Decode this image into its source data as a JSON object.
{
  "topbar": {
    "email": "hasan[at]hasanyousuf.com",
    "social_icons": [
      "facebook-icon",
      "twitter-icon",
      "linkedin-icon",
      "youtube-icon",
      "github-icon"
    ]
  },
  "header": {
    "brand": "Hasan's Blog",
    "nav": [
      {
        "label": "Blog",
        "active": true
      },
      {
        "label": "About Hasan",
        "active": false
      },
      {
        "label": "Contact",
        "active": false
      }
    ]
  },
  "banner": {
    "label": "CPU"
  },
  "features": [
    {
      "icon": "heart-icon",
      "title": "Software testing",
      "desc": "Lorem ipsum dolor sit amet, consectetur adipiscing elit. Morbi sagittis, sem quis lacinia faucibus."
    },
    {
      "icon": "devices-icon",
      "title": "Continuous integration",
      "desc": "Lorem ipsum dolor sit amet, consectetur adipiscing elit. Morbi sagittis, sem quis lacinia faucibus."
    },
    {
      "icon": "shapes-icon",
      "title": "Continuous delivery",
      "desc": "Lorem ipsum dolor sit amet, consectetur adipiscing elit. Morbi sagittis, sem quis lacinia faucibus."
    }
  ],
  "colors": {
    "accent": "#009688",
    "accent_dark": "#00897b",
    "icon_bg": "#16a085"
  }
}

__________

Work to be completed: Reproduce the material above, every line of it, exactly.

Finished task:
Decode this image into its source data as a JSON object.
{
  "topbar": {
    "email": "hasan[at]hasanyousuf.com",
    "social_icons": [
      "facebook-icon",
      "twitter-icon",
      "linkedin-icon",
      "youtube-icon",
      "github-icon"
    ]
  },
  "header": {
    "brand": "Hasan's Blog",
    "nav": [
      {
        "label": "Blog",
        "active": true
      },
      {
        "label": "About Hasan",
        "active": false
      },
      {
        "label": "Contact",
        "active": false
      }
    ]
  },
  "banner": {
    "label": "CPU"
  },
  "features": [
    {
      "icon": "heart-icon",
      "title": "Software testing",
      "desc": "Lorem ipsum dolor sit amet, consectetur adipiscing elit. Morbi sagittis, sem quis lacinia faucibus."
    },
    {
      "icon": "devices-icon",
      "title": "Continuous integration",
      "desc": "Lorem ipsum dolor sit amet, consectetur adipiscing elit. Morbi sagittis, sem quis lacinia faucibus."
    },
    {
      "icon": "shapes-icon",
      "title": "Continuous delivery",
      "desc": "Lorem ipsum dolor sit amet, consectetur adipiscing elit. Morbi sagittis, sem quis lacinia faucibus."
    }
  ],
  "colors": {
    "accent": "#009688",
    "accent_dark": "#00897b",
    "icon_bg": "#16a085"
  }
}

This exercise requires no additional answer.